• _TASK DETAILS_: In the listing below, locate the lines that hold the string "color". Copy those lines.

────────────────────

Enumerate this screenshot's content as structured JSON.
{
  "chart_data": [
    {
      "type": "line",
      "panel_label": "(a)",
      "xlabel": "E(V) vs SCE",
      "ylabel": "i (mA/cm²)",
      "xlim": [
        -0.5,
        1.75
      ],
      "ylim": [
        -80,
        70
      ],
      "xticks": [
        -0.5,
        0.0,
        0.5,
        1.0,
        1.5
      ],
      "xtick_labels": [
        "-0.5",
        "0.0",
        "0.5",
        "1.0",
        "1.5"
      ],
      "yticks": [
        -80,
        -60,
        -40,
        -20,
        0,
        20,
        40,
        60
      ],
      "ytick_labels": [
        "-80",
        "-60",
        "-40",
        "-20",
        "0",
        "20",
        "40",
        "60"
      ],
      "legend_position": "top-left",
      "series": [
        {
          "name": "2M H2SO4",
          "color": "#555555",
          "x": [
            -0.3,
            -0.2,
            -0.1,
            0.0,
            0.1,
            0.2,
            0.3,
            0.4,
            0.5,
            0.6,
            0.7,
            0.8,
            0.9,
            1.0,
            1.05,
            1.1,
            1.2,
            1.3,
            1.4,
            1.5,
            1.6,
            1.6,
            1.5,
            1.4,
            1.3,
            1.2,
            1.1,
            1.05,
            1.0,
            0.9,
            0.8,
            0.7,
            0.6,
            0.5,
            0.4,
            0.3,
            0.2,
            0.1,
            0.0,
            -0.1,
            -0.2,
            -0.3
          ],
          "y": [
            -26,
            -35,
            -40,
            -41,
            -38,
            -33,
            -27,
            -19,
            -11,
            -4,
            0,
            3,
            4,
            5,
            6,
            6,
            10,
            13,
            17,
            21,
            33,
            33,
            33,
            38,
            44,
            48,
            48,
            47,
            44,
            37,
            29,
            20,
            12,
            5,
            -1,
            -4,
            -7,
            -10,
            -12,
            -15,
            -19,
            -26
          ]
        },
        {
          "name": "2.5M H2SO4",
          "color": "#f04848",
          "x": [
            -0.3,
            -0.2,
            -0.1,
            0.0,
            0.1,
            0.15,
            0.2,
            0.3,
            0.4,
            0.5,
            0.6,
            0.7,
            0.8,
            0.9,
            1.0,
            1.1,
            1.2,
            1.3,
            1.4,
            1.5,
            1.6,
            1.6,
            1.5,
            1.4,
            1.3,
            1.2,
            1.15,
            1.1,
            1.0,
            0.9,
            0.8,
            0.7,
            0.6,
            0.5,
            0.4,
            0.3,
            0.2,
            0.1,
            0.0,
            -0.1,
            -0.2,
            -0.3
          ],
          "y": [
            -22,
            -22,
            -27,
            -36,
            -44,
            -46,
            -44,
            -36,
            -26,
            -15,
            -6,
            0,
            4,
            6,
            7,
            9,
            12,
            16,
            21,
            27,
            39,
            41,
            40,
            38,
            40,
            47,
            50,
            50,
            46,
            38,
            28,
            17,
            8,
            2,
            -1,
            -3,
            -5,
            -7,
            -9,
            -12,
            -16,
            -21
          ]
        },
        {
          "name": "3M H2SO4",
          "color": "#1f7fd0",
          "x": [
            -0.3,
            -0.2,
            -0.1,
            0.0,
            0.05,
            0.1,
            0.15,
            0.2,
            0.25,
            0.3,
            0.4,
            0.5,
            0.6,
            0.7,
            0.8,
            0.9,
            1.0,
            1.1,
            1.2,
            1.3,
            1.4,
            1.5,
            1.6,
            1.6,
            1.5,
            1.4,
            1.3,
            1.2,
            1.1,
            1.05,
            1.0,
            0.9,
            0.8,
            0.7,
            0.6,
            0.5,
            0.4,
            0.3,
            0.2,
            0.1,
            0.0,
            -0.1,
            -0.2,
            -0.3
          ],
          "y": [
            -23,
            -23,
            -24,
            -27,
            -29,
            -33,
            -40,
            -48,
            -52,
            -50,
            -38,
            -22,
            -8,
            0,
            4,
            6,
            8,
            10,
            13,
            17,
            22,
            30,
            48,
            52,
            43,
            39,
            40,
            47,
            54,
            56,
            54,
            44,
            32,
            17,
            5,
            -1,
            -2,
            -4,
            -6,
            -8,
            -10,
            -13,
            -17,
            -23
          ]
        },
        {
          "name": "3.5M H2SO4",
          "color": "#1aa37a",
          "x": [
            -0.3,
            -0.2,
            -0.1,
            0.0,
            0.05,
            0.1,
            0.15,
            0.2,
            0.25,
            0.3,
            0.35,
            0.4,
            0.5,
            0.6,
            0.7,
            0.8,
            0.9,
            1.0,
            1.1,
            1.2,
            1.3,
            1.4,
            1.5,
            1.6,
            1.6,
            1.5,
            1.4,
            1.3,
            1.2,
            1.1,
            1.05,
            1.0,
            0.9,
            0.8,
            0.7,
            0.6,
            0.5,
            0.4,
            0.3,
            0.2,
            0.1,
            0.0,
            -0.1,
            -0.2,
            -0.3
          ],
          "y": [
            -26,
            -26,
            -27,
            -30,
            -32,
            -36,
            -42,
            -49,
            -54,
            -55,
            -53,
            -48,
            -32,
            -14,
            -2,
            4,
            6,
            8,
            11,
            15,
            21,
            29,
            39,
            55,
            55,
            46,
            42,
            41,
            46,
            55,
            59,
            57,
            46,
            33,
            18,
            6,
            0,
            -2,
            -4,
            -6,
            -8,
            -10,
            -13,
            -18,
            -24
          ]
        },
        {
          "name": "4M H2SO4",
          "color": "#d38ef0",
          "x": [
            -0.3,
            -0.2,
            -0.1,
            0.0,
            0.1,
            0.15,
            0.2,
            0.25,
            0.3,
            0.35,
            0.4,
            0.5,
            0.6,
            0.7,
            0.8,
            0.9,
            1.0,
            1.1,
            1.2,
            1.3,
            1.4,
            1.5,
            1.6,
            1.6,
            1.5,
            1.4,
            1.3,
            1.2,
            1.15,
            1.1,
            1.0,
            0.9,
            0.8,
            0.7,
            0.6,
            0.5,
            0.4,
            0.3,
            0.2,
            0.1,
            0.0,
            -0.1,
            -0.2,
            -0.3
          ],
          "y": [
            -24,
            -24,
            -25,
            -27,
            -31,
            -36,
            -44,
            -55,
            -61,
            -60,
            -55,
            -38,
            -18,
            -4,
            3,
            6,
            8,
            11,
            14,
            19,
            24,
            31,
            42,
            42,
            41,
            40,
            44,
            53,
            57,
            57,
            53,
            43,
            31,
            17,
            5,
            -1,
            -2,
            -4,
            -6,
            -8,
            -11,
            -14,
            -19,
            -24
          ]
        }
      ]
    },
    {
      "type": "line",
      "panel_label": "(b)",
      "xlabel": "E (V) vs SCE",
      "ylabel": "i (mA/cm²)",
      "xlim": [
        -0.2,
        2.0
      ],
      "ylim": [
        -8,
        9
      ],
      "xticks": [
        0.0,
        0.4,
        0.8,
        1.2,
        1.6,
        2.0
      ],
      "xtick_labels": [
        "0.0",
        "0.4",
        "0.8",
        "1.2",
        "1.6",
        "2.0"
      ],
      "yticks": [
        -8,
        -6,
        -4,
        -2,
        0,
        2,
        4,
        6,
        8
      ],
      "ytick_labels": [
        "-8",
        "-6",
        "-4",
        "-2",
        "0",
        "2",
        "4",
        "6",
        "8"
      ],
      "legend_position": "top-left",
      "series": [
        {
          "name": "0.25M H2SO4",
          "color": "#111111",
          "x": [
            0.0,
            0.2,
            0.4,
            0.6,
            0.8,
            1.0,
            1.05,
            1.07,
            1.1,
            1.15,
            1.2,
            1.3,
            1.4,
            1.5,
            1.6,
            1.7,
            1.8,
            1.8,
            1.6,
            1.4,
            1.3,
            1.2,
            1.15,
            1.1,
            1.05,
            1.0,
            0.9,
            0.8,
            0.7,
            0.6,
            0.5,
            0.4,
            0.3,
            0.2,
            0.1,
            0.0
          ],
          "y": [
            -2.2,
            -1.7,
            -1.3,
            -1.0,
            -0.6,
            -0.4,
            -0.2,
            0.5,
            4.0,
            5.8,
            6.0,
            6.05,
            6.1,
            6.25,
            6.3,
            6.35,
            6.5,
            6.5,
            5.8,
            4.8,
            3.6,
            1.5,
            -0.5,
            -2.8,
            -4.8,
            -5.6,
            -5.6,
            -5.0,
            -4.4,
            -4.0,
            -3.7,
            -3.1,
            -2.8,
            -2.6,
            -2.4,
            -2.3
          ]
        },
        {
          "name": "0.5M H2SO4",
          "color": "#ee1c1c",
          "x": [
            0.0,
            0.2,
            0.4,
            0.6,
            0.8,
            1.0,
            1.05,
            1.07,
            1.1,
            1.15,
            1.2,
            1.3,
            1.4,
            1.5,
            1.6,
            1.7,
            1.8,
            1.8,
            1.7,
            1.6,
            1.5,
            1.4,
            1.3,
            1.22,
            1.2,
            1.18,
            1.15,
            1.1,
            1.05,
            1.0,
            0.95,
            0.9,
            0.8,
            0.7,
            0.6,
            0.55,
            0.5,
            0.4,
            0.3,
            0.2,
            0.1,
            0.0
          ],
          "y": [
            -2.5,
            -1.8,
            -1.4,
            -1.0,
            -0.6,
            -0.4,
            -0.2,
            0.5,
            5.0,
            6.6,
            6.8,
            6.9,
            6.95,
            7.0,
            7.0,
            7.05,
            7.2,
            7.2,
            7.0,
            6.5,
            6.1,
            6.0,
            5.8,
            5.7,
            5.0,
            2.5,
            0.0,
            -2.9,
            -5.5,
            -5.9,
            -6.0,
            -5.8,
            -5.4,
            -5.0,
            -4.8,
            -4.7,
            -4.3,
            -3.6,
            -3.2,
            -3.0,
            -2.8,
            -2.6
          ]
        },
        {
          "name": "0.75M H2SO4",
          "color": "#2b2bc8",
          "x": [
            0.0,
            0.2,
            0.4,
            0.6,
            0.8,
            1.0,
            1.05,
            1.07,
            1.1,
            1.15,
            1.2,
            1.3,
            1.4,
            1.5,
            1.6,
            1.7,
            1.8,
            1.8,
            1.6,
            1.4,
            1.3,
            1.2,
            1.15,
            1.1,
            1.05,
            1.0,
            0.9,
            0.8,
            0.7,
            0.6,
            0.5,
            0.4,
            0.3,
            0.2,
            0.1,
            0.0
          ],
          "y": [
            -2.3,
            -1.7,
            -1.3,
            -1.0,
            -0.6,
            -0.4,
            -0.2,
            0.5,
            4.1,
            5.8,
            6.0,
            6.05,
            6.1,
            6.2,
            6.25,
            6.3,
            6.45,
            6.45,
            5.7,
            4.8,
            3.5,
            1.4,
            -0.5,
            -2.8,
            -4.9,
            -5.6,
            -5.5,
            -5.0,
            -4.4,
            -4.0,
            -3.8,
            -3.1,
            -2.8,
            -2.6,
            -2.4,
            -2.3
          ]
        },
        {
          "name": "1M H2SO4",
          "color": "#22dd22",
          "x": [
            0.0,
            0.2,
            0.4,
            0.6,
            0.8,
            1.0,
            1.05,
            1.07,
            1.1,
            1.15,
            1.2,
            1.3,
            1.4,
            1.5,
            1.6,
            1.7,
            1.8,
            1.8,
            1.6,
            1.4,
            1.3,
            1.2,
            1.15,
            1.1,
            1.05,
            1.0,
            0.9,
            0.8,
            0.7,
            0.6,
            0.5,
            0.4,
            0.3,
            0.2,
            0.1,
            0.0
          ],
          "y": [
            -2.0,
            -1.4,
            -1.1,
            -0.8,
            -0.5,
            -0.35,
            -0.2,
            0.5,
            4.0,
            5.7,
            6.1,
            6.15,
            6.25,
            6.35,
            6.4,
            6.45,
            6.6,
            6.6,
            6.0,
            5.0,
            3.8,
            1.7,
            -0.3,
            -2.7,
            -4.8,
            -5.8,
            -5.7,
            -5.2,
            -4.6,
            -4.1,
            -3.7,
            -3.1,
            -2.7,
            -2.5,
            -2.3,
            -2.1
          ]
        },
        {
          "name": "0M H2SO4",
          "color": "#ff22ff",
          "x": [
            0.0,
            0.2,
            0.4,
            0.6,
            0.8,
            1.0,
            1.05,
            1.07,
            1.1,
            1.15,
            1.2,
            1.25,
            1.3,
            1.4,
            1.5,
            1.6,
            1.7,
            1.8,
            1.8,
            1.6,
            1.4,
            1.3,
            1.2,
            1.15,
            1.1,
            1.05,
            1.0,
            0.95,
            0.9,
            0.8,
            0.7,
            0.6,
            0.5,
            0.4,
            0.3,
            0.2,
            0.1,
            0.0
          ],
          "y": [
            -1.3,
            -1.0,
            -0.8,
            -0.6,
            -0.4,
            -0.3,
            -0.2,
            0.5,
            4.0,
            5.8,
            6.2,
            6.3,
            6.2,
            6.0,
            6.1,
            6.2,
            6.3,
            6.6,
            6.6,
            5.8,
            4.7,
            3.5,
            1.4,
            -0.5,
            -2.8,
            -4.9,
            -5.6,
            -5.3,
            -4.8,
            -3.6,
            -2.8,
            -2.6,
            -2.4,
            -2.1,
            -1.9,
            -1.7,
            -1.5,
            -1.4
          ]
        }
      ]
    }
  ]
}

────────────────────

• _TASK RESPONSE_:
          "color": "#555555",
          "color": "#f04848",
          "color": "#1f7fd0",
          "color": "#1aa37a",
          "color": "#d38ef0",
          "color": "#111111",
          "color": "#ee1c1c",
          "color": "#2b2bc8",
          "color": "#22dd22",
          "color": "#ff22ff",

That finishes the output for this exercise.